-- BEGIN --

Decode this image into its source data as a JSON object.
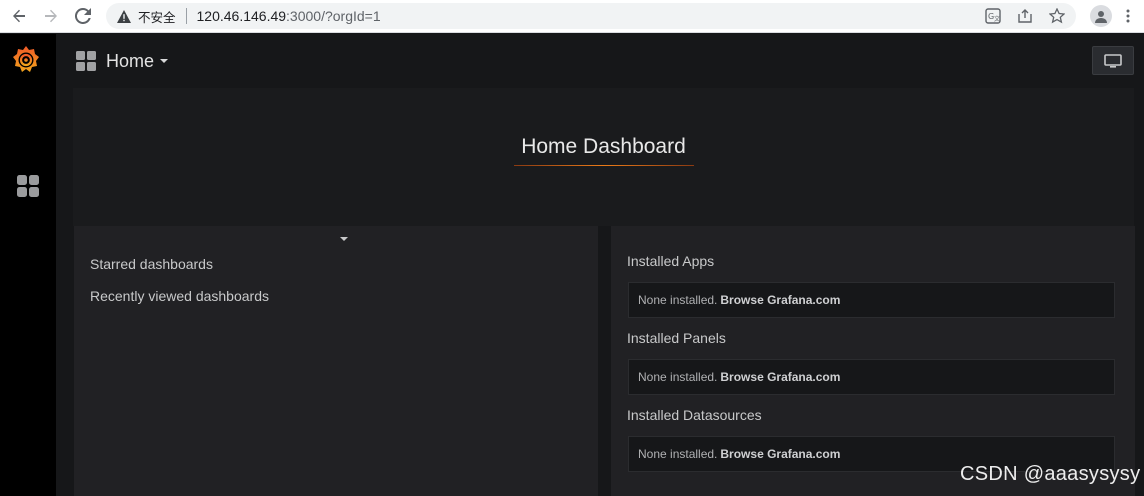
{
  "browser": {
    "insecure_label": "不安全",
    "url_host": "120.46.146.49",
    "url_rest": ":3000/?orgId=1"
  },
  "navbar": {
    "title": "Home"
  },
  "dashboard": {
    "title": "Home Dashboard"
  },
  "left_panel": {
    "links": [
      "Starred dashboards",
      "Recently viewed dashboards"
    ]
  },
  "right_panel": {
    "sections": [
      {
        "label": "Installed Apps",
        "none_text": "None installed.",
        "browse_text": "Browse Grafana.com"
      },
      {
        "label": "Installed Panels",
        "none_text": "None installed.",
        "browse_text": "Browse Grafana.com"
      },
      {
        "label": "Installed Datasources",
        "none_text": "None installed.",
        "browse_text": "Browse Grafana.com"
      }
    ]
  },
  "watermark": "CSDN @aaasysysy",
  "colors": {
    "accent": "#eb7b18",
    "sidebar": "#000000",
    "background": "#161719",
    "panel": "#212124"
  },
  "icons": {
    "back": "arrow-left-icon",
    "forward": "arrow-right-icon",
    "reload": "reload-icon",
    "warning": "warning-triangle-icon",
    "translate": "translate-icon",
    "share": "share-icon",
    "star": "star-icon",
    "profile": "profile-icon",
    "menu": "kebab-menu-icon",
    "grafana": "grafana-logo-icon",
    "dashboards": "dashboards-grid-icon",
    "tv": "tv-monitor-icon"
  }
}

-- END --
-- BEGIN --

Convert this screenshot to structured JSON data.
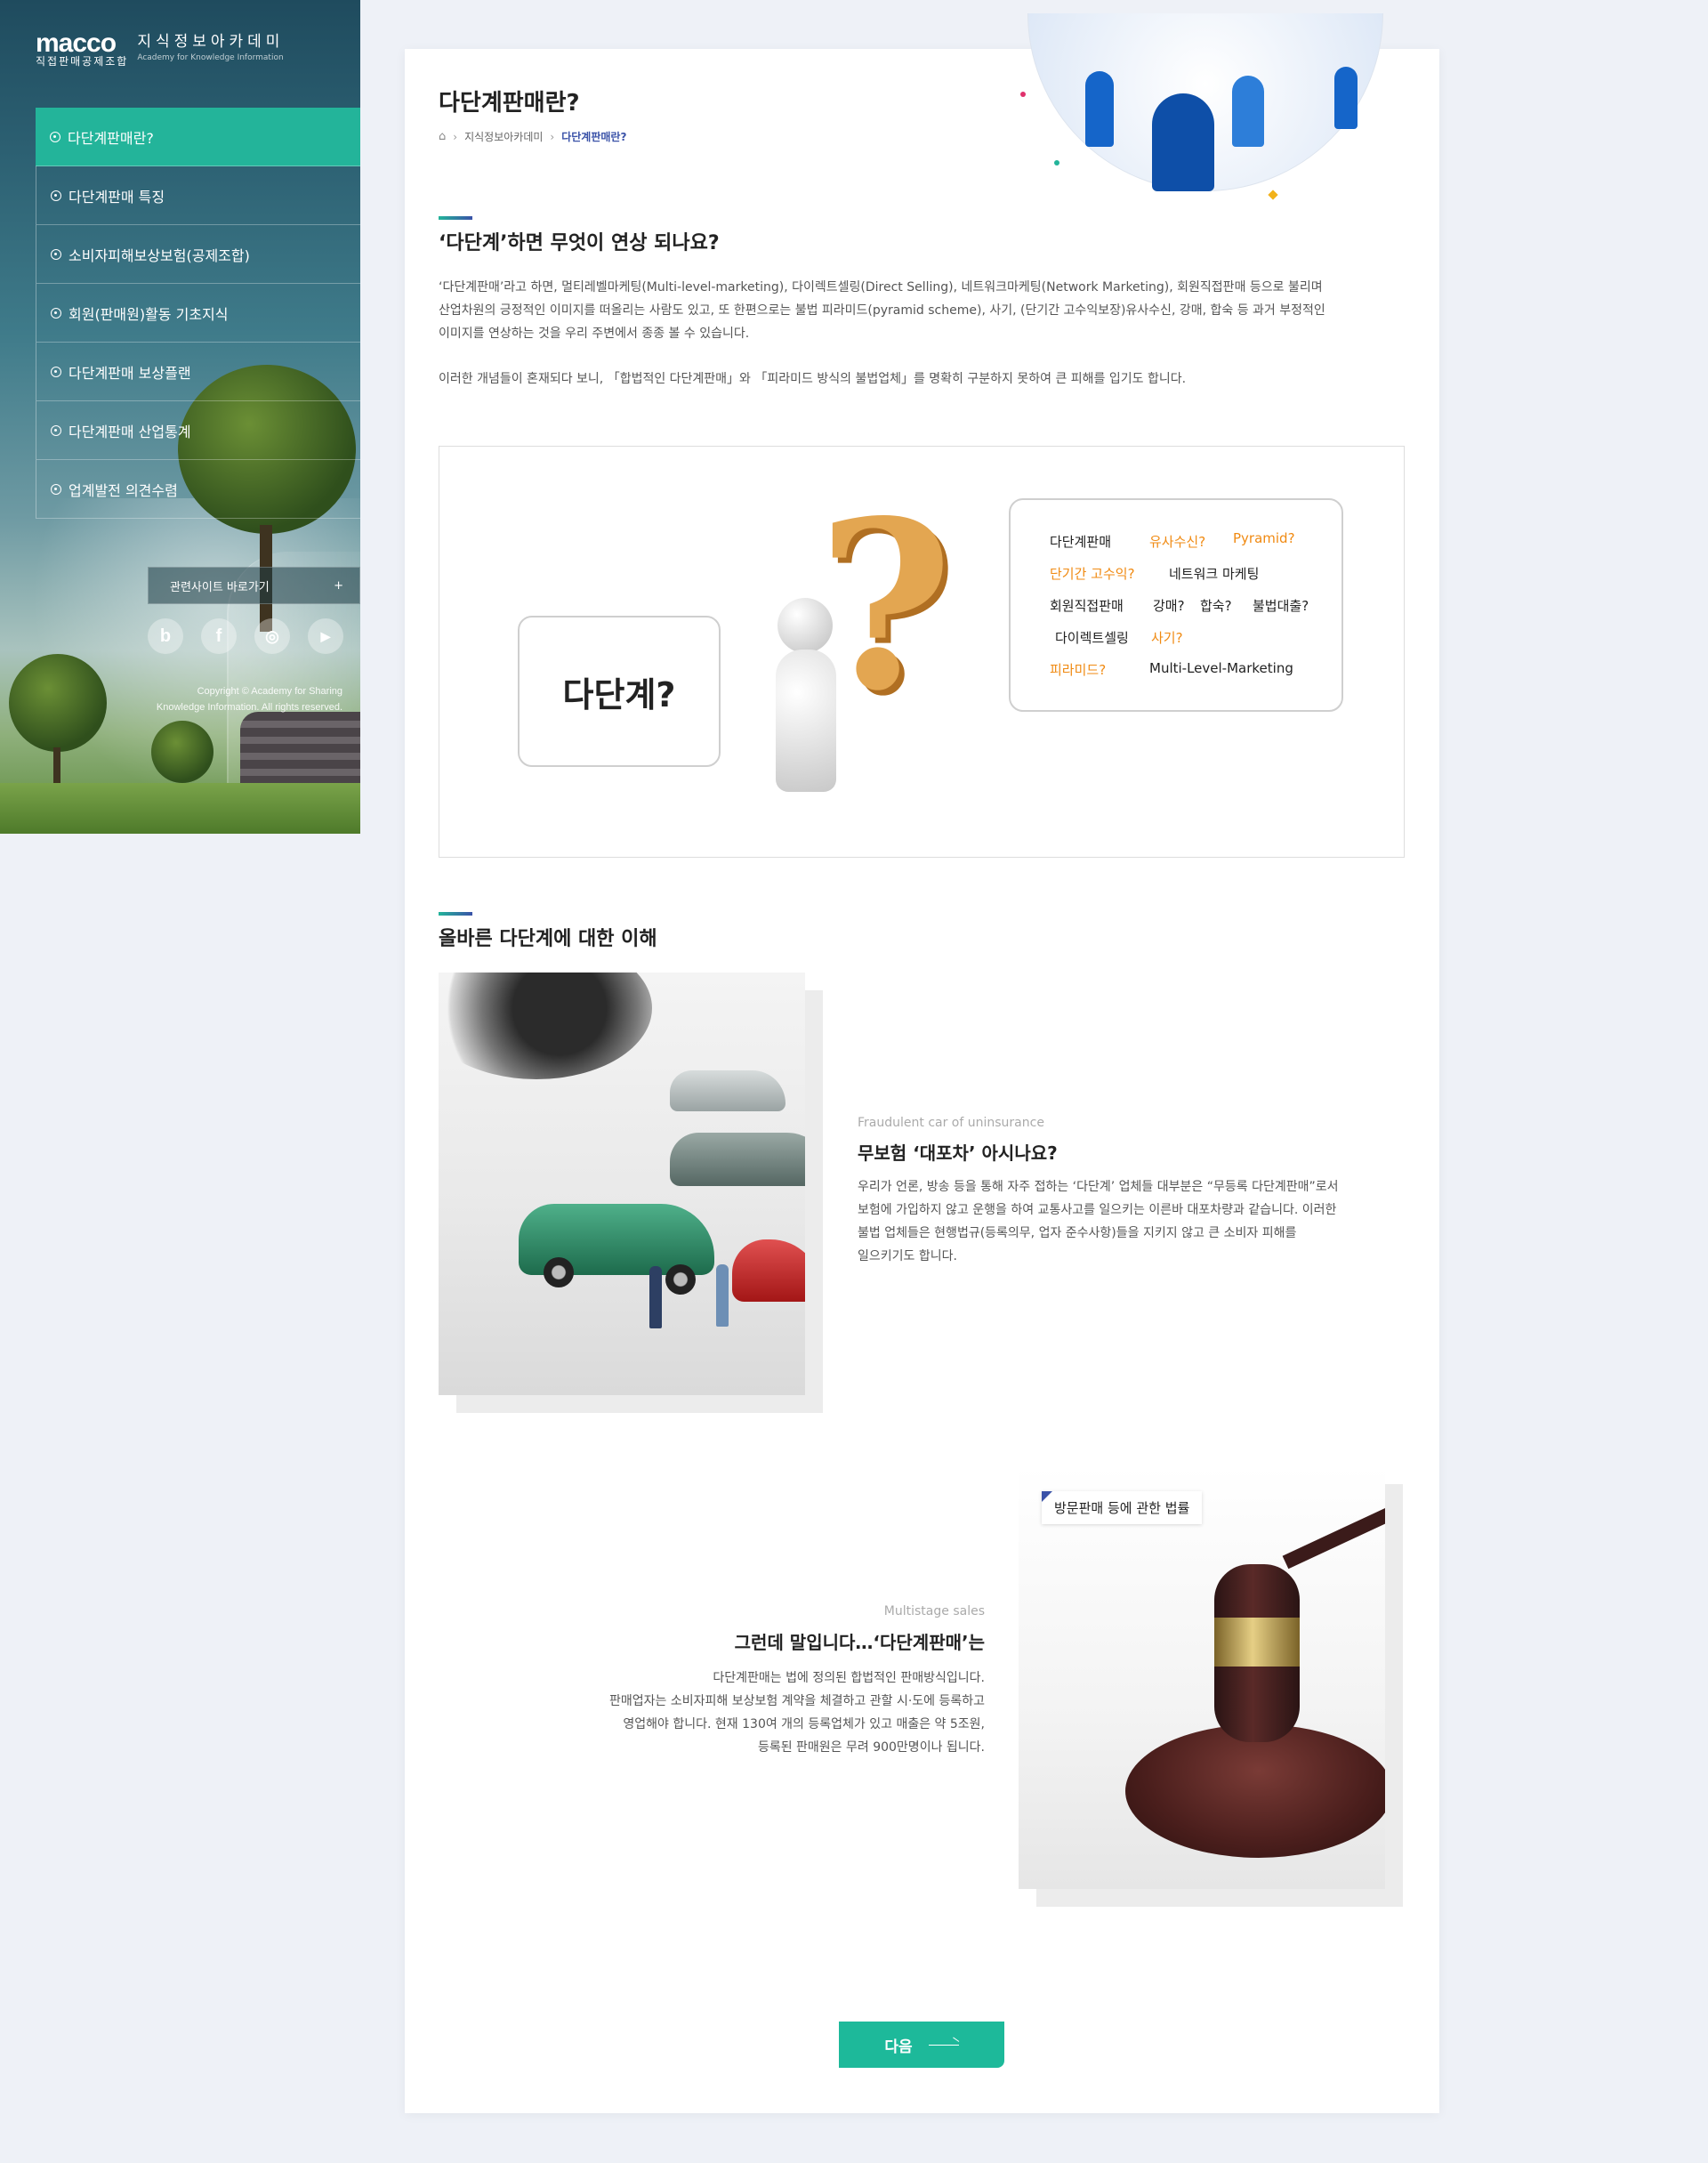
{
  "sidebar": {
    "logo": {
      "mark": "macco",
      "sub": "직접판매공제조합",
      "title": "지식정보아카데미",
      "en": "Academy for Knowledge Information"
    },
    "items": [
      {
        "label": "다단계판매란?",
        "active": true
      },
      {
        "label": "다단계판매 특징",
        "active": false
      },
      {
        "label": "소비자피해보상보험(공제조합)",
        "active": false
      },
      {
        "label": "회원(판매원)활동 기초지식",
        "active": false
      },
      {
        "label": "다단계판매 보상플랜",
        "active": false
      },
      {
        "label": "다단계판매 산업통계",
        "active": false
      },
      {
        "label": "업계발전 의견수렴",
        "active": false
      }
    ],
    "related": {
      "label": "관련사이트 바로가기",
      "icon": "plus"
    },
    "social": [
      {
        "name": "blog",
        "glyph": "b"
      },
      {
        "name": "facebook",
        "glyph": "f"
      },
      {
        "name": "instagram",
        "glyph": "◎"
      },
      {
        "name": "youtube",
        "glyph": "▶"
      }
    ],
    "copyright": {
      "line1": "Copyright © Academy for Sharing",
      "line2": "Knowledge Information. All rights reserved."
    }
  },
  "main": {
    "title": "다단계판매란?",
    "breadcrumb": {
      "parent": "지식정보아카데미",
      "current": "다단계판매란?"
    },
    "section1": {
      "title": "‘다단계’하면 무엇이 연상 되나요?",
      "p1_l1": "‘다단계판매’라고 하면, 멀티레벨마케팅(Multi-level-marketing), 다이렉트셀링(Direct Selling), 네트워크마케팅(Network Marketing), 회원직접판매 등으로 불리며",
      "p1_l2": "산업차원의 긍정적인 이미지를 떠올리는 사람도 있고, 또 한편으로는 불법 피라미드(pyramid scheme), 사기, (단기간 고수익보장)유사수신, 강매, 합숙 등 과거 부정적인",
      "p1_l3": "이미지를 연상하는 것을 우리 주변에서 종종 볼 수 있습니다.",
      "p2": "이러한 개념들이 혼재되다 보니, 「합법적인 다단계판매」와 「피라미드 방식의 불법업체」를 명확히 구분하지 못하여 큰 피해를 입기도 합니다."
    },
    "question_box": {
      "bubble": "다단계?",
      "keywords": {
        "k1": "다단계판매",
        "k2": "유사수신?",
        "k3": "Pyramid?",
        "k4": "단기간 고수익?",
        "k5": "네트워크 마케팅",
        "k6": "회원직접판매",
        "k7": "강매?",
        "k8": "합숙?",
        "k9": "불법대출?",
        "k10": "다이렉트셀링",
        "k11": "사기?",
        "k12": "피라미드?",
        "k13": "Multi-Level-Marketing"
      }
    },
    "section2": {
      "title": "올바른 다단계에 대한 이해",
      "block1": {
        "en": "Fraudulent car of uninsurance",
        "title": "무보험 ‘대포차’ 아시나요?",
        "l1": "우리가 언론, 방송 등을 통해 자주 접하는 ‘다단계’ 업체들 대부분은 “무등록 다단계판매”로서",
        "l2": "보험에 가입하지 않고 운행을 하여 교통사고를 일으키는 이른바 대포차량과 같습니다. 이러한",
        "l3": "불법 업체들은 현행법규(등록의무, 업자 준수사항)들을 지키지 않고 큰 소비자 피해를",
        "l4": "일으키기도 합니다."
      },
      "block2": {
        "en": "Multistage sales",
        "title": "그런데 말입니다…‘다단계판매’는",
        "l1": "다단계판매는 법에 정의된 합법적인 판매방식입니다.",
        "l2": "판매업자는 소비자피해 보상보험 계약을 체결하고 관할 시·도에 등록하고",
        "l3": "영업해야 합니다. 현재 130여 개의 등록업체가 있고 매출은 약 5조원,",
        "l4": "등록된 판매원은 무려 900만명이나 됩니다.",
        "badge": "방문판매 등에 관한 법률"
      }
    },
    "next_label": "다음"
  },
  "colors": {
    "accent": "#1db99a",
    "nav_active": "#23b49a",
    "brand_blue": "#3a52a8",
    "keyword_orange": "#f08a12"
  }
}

-- END --

◆ Task
Among these entries, how many lines include the string "다이렉트셀링"? Reply with the number by itself.

◆ Exercise answer
2